Brief
Write out the data again exactly, skipping every picture.

# # # #

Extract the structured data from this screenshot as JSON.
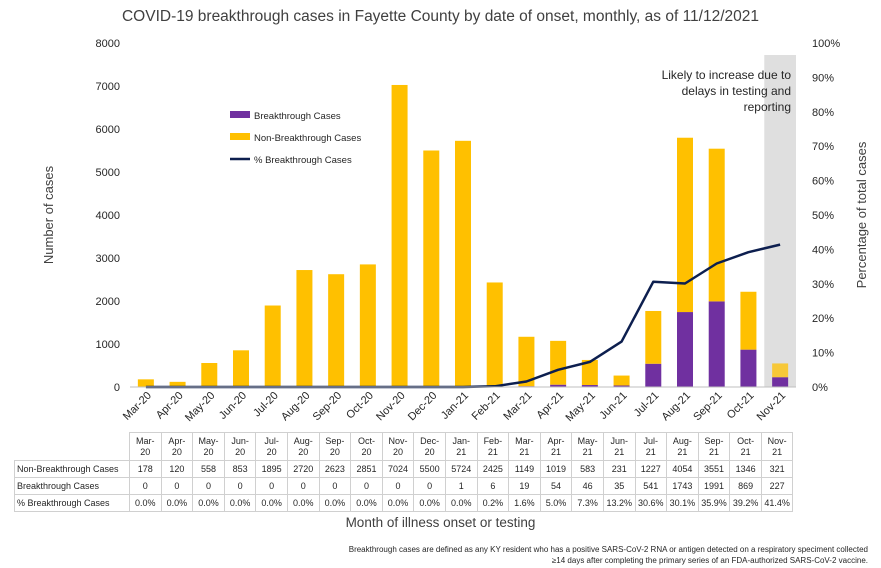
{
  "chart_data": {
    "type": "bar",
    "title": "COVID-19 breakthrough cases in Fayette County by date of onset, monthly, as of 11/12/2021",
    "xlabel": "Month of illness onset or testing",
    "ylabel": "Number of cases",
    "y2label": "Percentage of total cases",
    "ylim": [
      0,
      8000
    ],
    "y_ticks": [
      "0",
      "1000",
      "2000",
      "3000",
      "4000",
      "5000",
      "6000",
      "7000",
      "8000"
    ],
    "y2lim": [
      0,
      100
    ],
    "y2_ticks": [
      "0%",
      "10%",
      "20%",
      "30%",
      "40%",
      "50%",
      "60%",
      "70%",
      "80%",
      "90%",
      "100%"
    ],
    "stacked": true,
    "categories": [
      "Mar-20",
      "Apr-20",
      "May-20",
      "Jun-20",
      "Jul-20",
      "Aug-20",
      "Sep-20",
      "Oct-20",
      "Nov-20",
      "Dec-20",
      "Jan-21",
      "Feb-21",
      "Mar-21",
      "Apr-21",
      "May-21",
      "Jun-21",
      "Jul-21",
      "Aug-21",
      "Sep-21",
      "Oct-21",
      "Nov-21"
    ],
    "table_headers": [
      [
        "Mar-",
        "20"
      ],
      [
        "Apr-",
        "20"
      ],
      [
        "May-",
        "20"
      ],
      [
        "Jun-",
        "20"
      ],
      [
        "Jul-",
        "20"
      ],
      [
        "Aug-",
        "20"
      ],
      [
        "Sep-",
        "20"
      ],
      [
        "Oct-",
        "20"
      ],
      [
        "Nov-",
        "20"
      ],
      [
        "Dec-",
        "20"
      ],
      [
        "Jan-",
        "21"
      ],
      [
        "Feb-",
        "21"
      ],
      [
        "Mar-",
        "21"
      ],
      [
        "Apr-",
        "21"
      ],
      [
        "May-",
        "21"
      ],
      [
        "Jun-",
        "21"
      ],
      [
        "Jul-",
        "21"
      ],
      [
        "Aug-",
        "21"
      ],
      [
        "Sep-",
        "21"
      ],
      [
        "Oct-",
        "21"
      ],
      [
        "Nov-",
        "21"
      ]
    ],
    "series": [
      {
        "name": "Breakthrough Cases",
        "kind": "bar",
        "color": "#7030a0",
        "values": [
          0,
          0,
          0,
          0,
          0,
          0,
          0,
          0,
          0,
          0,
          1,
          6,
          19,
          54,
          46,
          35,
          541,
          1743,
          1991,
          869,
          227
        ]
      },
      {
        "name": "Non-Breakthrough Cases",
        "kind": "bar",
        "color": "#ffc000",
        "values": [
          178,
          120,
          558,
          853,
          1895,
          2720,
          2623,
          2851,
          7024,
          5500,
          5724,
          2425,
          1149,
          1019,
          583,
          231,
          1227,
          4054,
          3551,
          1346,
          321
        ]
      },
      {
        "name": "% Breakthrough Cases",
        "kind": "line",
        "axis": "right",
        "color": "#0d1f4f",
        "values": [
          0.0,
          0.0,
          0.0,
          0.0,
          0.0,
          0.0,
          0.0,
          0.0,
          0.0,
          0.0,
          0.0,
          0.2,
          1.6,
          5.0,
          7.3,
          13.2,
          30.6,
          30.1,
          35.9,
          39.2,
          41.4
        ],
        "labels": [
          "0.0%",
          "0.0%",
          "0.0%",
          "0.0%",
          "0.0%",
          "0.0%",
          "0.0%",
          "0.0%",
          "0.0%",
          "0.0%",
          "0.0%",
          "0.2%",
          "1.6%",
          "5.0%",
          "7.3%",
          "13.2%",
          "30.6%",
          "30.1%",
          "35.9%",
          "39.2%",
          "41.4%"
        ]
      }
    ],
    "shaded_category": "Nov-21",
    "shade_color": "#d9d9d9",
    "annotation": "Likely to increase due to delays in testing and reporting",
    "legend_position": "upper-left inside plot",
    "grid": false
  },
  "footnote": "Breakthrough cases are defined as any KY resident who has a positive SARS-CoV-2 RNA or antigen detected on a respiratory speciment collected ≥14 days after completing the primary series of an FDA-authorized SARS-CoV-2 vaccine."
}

# # # #

Response to this exercise
Extract the structured data from this screenshot as JSON.
{
  "chart_data": {
    "type": "bar",
    "title": "COVID-19 breakthrough cases in Fayette County by date of onset, monthly, as of 11/12/2021",
    "xlabel": "Month of illness onset or testing",
    "ylabel": "Number of cases",
    "y2label": "Percentage of total cases",
    "ylim": [
      0,
      8000
    ],
    "y_ticks": [
      "0",
      "1000",
      "2000",
      "3000",
      "4000",
      "5000",
      "6000",
      "7000",
      "8000"
    ],
    "y2lim": [
      0,
      100
    ],
    "y2_ticks": [
      "0%",
      "10%",
      "20%",
      "30%",
      "40%",
      "50%",
      "60%",
      "70%",
      "80%",
      "90%",
      "100%"
    ],
    "stacked": true,
    "categories": [
      "Mar-20",
      "Apr-20",
      "May-20",
      "Jun-20",
      "Jul-20",
      "Aug-20",
      "Sep-20",
      "Oct-20",
      "Nov-20",
      "Dec-20",
      "Jan-21",
      "Feb-21",
      "Mar-21",
      "Apr-21",
      "May-21",
      "Jun-21",
      "Jul-21",
      "Aug-21",
      "Sep-21",
      "Oct-21",
      "Nov-21"
    ],
    "table_headers": [
      [
        "Mar-",
        "20"
      ],
      [
        "Apr-",
        "20"
      ],
      [
        "May-",
        "20"
      ],
      [
        "Jun-",
        "20"
      ],
      [
        "Jul-",
        "20"
      ],
      [
        "Aug-",
        "20"
      ],
      [
        "Sep-",
        "20"
      ],
      [
        "Oct-",
        "20"
      ],
      [
        "Nov-",
        "20"
      ],
      [
        "Dec-",
        "20"
      ],
      [
        "Jan-",
        "21"
      ],
      [
        "Feb-",
        "21"
      ],
      [
        "Mar-",
        "21"
      ],
      [
        "Apr-",
        "21"
      ],
      [
        "May-",
        "21"
      ],
      [
        "Jun-",
        "21"
      ],
      [
        "Jul-",
        "21"
      ],
      [
        "Aug-",
        "21"
      ],
      [
        "Sep-",
        "21"
      ],
      [
        "Oct-",
        "21"
      ],
      [
        "Nov-",
        "21"
      ]
    ],
    "series": [
      {
        "name": "Breakthrough Cases",
        "kind": "bar",
        "color": "#7030a0",
        "values": [
          0,
          0,
          0,
          0,
          0,
          0,
          0,
          0,
          0,
          0,
          1,
          6,
          19,
          54,
          46,
          35,
          541,
          1743,
          1991,
          869,
          227
        ]
      },
      {
        "name": "Non-Breakthrough Cases",
        "kind": "bar",
        "color": "#ffc000",
        "values": [
          178,
          120,
          558,
          853,
          1895,
          2720,
          2623,
          2851,
          7024,
          5500,
          5724,
          2425,
          1149,
          1019,
          583,
          231,
          1227,
          4054,
          3551,
          1346,
          321
        ]
      },
      {
        "name": "% Breakthrough Cases",
        "kind": "line",
        "axis": "right",
        "color": "#0d1f4f",
        "values": [
          0.0,
          0.0,
          0.0,
          0.0,
          0.0,
          0.0,
          0.0,
          0.0,
          0.0,
          0.0,
          0.0,
          0.2,
          1.6,
          5.0,
          7.3,
          13.2,
          30.6,
          30.1,
          35.9,
          39.2,
          41.4
        ],
        "labels": [
          "0.0%",
          "0.0%",
          "0.0%",
          "0.0%",
          "0.0%",
          "0.0%",
          "0.0%",
          "0.0%",
          "0.0%",
          "0.0%",
          "0.0%",
          "0.2%",
          "1.6%",
          "5.0%",
          "7.3%",
          "13.2%",
          "30.6%",
          "30.1%",
          "35.9%",
          "39.2%",
          "41.4%"
        ]
      }
    ],
    "shaded_category": "Nov-21",
    "shade_color": "#d9d9d9",
    "annotation": "Likely to increase due to delays in testing and reporting",
    "legend_position": "upper-left inside plot",
    "grid": false
  },
  "footnote": "Breakthrough cases are defined as any KY resident who has a positive SARS-CoV-2 RNA or antigen detected on a respiratory speciment collected ≥14 days after completing the primary series of an FDA-authorized SARS-CoV-2 vaccine."
}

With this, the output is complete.